== Do this ==
Will you give every entry again exactly as it stands?

Saved entries
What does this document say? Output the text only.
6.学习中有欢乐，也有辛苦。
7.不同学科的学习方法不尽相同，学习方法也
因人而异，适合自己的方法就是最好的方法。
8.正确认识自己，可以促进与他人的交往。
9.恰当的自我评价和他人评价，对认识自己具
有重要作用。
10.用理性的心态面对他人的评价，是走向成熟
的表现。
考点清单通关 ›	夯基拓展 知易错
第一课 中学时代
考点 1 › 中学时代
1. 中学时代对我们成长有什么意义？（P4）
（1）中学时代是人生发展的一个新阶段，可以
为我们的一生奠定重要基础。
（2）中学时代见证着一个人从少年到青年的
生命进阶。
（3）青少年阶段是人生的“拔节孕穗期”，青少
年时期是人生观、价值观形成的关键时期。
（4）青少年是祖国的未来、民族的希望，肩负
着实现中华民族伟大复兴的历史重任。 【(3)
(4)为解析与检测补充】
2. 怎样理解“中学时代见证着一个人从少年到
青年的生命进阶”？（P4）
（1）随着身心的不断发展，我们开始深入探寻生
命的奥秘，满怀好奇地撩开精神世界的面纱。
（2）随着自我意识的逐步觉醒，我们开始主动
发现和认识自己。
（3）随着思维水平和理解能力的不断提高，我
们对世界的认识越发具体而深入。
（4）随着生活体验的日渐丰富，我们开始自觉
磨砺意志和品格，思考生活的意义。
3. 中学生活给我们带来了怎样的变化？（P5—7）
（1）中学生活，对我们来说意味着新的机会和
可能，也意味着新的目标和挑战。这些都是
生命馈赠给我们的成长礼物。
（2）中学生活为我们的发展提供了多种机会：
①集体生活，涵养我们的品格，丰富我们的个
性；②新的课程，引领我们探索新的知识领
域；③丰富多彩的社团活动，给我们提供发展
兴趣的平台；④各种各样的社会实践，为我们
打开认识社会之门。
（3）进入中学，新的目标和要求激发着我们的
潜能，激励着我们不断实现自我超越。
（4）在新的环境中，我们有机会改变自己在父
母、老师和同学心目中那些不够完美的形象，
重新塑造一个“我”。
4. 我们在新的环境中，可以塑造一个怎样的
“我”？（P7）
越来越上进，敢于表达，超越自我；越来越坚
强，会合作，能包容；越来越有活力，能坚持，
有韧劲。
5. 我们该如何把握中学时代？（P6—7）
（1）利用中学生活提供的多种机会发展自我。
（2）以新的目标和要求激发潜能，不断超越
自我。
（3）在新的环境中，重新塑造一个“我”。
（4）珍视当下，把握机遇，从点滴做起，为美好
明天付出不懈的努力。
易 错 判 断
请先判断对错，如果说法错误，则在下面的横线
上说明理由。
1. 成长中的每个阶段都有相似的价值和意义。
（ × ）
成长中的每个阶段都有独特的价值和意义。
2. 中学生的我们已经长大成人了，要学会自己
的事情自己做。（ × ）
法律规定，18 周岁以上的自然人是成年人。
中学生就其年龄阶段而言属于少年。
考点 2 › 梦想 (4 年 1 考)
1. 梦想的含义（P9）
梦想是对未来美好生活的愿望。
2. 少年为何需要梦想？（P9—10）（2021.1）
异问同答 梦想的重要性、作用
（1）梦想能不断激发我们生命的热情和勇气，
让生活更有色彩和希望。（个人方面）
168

== Task solution ==
What does this document say? Output the text only.
6.学习中有欢乐，也有辛苦。
7.不同学科的学习方法不尽相同，学习方法也
因人而异，适合自己的方法就是最好的方法。
8.正确认识自己，可以促进与他人的交往。
9.恰当的自我评价和他人评价，对认识自己具
有重要作用。
10.用理性的心态面对他人的评价，是走向成熟
的表现。
考点清单通关 ›	夯基拓展 知易错
第一课 中学时代
考点 1 › 中学时代
1. 中学时代对我们成长有什么意义？（P4）
（1）中学时代是人生发展的一个新阶段，可以
为我们的一生奠定重要基础。
（2）中学时代见证着一个人从少年到青年的
生命进阶。
（3）青少年阶段是人生的“拔节孕穗期”，青少
年时期是人生观、价值观形成的关键时期。
（4）青少年是祖国的未来、民族的希望，肩负
着实现中华民族伟大复兴的历史重任。 【(3)
(4)为解析与检测补充】
2. 怎样理解“中学时代见证着一个人从少年到
青年的生命进阶”？（P4）
（1）随着身心的不断发展，我们开始深入探寻生
命的奥秘，满怀好奇地撩开精神世界的面纱。
（2）随着自我意识的逐步觉醒，我们开始主动
发现和认识自己。
（3）随着思维水平和理解能力的不断提高，我
们对世界的认识越发具体而深入。
（4）随着生活体验的日渐丰富，我们开始自觉
磨砺意志和品格，思考生活的意义。
3. 中学生活给我们带来了怎样的变化？（P5—7）
（1）中学生活，对我们来说意味着新的机会和
可能，也意味着新的目标和挑战。这些都是
生命馈赠给我们的成长礼物。
（2）中学生活为我们的发展提供了多种机会：
①集体生活，涵养我们的品格，丰富我们的个
性；②新的课程，引领我们探索新的知识领
域；③丰富多彩的社团活动，给我们提供发展
兴趣的平台；④各种各样的社会实践，为我们
打开认识社会之门。
（3）进入中学，新的目标和要求激发着我们的
潜能，激励着我们不断实现自我超越。
（4）在新的环境中，我们有机会改变自己在父
母、老师和同学心目中那些不够完美的形象，
重新塑造一个“我”。
4. 我们在新的环境中，可以塑造一个怎样的
“我”？（P7）
越来越上进，敢于表达，超越自我；越来越坚
强，会合作，能包容；越来越有活力，能坚持，
有韧劲。
5. 我们该如何把握中学时代？（P6—7）
（1）利用中学生活提供的多种机会发展自我。
（2）以新的目标和要求激发潜能，不断超越
自我。
（3）在新的环境中，重新塑造一个“我”。
（4）珍视当下，把握机遇，从点滴做起，为美好
明天付出不懈的努力。
易 错 判 断
请先判断对错，如果说法错误，则在下面的横线
上说明理由。
1. 成长中的每个阶段都有相似的价值和意义。
（ × ）
成长中的每个阶段都有独特的价值和意义。
2. 中学生的我们已经长大成人了，要学会自己
的事情自己做。（ × ）
法律规定，18 周岁以上的自然人是成年人。
中学生就其年龄阶段而言属于少年。
考点 2 › 梦想 (4 年 1 考)
1. 梦想的含义（P9）
梦想是对未来美好生活的愿望。
2. 少年为何需要梦想？（P9—10）（2021.1）
异问同答 梦想的重要性、作用
（1）梦想能不断激发我们生命的热情和勇气，
让生活更有色彩和希望。（个人方面）
168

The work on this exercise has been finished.